Work instructions:
How many of the lines below include "JSON"? Give the number and no other words.

Records for this exercise:
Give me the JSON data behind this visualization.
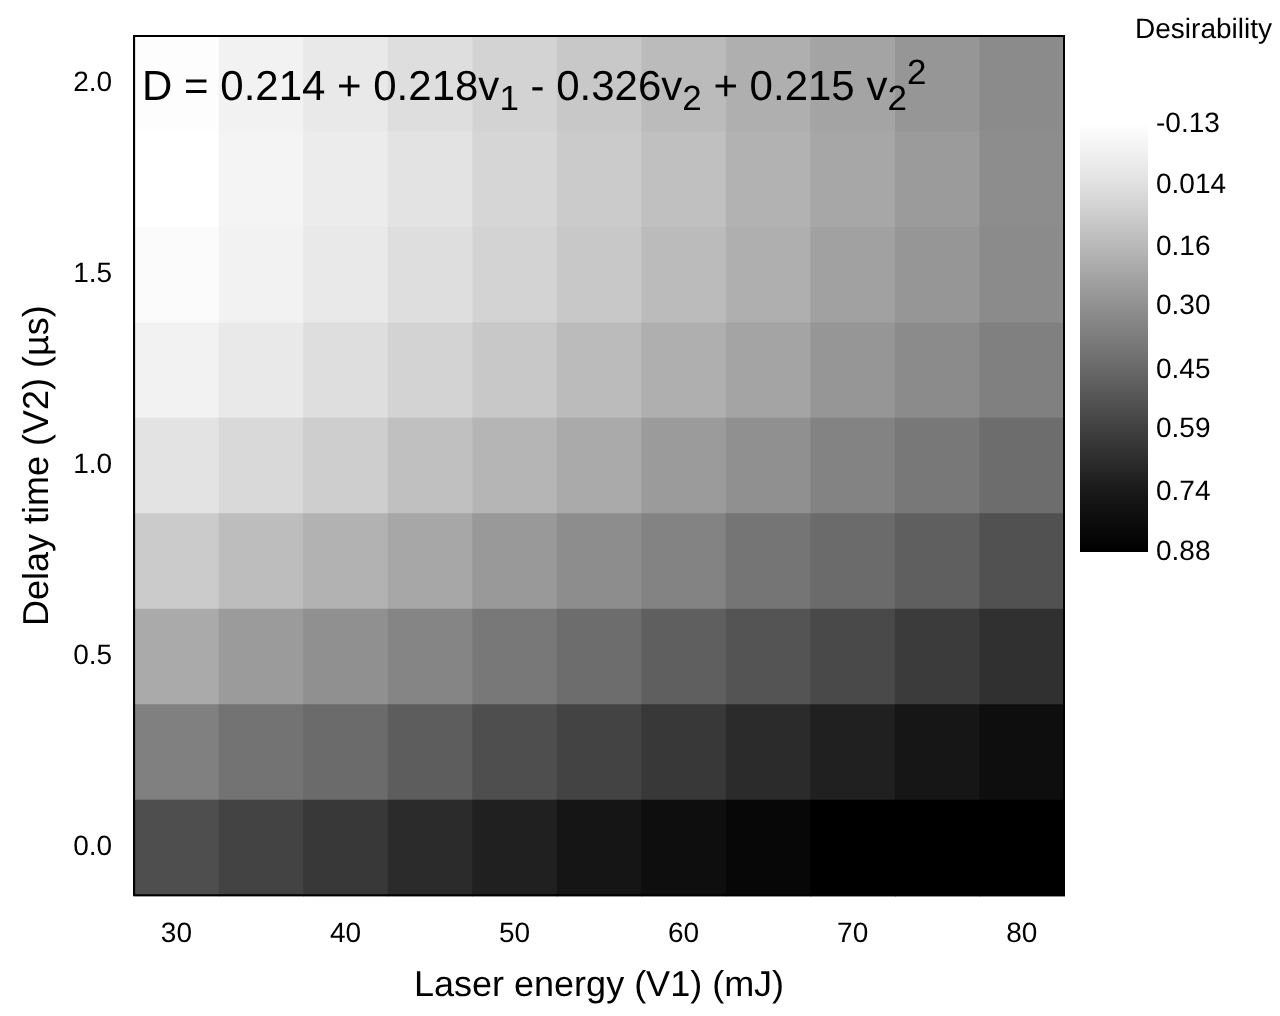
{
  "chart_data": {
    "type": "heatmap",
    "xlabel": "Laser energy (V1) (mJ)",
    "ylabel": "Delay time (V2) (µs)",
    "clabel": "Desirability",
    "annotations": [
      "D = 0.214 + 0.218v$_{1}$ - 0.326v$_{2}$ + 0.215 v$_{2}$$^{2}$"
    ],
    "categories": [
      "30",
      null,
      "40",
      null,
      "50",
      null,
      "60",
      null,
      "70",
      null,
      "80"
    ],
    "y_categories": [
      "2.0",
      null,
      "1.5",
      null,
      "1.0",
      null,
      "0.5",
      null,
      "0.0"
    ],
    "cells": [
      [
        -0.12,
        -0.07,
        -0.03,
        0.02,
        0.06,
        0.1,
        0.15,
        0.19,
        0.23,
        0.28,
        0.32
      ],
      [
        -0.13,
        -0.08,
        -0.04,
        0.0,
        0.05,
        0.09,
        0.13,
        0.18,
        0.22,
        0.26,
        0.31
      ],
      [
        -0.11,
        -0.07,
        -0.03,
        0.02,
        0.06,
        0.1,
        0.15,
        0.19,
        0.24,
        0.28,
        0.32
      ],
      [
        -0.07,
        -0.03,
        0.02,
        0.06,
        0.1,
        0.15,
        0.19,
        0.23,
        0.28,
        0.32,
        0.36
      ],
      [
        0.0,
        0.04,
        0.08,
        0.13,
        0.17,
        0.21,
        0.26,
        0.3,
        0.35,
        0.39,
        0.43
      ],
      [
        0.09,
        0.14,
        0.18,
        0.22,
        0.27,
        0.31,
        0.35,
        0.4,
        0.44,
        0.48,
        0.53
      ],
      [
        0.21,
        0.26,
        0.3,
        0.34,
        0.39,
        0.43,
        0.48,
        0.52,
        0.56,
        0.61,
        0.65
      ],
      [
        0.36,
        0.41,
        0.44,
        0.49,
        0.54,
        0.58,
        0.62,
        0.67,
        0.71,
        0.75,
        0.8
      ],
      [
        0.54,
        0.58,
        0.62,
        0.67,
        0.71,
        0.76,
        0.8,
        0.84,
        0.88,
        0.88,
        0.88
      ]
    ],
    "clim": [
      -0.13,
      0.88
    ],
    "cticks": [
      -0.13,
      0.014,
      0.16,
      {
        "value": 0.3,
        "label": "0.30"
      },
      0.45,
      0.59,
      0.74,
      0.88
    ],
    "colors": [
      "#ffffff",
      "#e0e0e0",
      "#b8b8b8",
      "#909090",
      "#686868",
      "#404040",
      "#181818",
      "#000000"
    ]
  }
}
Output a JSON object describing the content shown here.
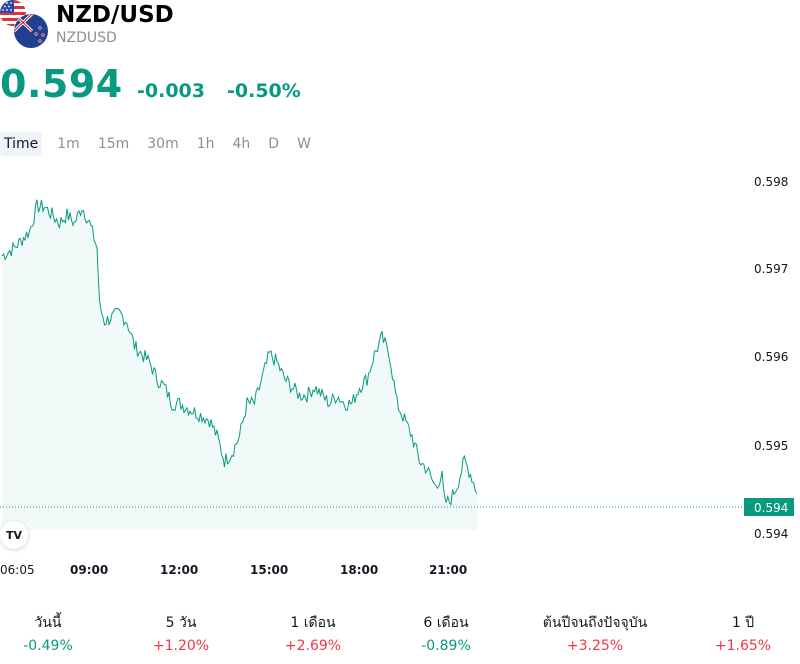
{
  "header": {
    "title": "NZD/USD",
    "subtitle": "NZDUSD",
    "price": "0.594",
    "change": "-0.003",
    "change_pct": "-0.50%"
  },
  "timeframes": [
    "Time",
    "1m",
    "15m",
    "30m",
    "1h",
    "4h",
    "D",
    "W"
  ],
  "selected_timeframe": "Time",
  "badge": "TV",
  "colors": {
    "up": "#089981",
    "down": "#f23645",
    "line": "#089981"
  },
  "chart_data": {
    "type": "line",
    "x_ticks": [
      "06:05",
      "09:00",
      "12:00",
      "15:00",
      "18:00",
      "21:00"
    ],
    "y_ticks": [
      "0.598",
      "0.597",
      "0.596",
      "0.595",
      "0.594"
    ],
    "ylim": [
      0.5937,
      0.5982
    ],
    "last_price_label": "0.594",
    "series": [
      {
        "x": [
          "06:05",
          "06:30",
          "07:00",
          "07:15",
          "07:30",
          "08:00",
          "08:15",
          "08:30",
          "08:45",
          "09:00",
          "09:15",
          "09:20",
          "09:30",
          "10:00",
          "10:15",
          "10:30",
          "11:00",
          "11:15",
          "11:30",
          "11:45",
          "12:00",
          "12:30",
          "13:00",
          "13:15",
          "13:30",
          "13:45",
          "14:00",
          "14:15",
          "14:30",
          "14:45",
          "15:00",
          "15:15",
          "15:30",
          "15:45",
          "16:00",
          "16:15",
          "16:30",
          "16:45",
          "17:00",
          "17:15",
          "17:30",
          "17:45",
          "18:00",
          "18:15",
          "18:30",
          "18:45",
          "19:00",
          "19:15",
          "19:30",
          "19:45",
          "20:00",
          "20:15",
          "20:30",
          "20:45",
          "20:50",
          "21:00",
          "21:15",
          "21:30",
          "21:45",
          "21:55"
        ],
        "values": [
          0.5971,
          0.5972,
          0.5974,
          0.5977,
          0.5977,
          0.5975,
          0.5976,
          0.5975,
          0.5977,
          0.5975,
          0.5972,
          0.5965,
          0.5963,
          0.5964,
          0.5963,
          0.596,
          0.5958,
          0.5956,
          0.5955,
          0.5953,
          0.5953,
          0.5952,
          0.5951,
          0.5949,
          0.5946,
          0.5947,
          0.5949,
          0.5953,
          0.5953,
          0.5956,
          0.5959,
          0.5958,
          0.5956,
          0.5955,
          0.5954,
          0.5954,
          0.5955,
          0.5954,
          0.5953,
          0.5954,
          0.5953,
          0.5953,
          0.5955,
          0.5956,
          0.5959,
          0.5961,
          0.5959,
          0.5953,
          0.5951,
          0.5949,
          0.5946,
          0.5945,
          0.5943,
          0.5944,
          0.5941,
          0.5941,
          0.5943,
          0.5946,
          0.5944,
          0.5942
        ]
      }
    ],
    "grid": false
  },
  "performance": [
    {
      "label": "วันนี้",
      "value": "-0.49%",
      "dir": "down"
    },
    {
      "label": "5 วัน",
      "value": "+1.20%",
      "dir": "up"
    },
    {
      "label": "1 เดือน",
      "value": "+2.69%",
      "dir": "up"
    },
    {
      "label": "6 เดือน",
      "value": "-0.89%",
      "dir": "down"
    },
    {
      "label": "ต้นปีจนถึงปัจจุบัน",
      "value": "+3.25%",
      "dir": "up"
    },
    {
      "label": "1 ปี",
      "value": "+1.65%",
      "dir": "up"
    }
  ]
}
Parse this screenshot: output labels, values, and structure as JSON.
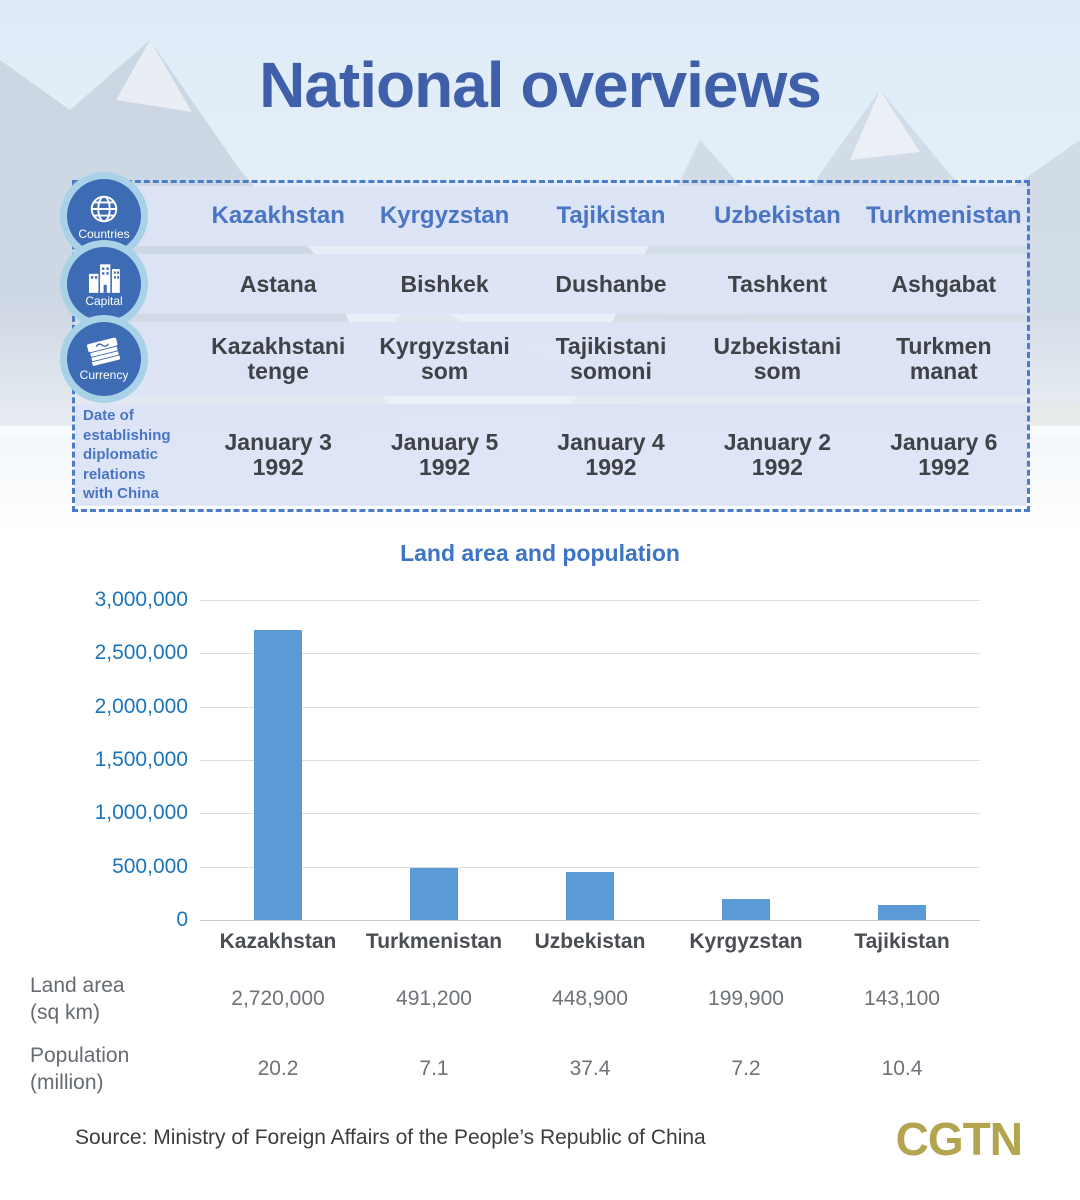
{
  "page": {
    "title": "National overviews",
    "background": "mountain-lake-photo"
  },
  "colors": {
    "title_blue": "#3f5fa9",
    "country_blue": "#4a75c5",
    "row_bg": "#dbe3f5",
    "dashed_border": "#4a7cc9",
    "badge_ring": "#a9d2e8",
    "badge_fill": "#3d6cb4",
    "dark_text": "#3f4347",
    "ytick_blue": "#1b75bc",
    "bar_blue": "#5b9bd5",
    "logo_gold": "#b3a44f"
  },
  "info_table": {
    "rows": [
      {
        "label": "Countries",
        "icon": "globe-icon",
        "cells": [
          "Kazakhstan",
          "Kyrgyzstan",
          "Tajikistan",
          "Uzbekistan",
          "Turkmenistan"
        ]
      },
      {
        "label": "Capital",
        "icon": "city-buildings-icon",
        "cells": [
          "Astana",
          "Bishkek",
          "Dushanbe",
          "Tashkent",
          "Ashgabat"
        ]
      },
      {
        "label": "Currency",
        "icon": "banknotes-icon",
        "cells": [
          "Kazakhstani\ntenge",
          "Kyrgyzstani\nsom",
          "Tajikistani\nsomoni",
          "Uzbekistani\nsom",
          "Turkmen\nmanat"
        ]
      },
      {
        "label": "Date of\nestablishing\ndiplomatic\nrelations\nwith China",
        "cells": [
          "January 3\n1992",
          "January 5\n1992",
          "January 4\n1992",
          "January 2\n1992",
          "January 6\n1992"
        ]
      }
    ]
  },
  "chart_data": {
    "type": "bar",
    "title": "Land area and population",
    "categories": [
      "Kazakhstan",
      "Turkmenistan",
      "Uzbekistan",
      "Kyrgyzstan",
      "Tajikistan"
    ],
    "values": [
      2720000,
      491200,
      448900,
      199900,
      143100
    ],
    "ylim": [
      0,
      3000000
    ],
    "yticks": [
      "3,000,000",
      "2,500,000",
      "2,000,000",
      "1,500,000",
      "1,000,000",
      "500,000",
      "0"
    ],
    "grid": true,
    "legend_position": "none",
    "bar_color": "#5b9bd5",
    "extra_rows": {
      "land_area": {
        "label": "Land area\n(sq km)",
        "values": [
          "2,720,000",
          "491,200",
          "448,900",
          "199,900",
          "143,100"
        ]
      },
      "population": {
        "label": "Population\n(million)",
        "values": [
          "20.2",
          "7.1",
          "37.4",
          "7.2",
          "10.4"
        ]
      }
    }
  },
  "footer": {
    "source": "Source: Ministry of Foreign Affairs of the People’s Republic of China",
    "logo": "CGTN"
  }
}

Response:
3